◆ What is being asked ◆
Each entry below is to be printed verbatim.

◆ Records provided ◆
►

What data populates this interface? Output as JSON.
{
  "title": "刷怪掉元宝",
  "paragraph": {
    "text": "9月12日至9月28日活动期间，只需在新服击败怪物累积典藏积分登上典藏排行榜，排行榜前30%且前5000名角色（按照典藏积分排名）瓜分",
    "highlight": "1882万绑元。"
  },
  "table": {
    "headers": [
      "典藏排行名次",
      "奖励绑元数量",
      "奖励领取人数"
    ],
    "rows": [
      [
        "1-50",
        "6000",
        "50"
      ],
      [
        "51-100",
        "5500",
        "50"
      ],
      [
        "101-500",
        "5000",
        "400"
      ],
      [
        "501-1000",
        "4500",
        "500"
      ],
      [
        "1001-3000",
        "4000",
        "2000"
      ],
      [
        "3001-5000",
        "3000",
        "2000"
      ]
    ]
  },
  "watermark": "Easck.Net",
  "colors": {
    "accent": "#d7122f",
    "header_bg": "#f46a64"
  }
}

◄

◆ Full solution ◆
What data populates this interface? Output as JSON.
{
  "title": "刷怪掉元宝",
  "paragraph": {
    "text": "9月12日至9月28日活动期间，只需在新服击败怪物累积典藏积分登上典藏排行榜，排行榜前30%且前5000名角色（按照典藏积分排名）瓜分",
    "highlight": "1882万绑元。"
  },
  "table": {
    "headers": [
      "典藏排行名次",
      "奖励绑元数量",
      "奖励领取人数"
    ],
    "rows": [
      [
        "1-50",
        "6000",
        "50"
      ],
      [
        "51-100",
        "5500",
        "50"
      ],
      [
        "101-500",
        "5000",
        "400"
      ],
      [
        "501-1000",
        "4500",
        "500"
      ],
      [
        "1001-3000",
        "4000",
        "2000"
      ],
      [
        "3001-5000",
        "3000",
        "2000"
      ]
    ]
  },
  "watermark": "Easck.Net",
  "colors": {
    "accent": "#d7122f",
    "header_bg": "#f46a64"
  }
}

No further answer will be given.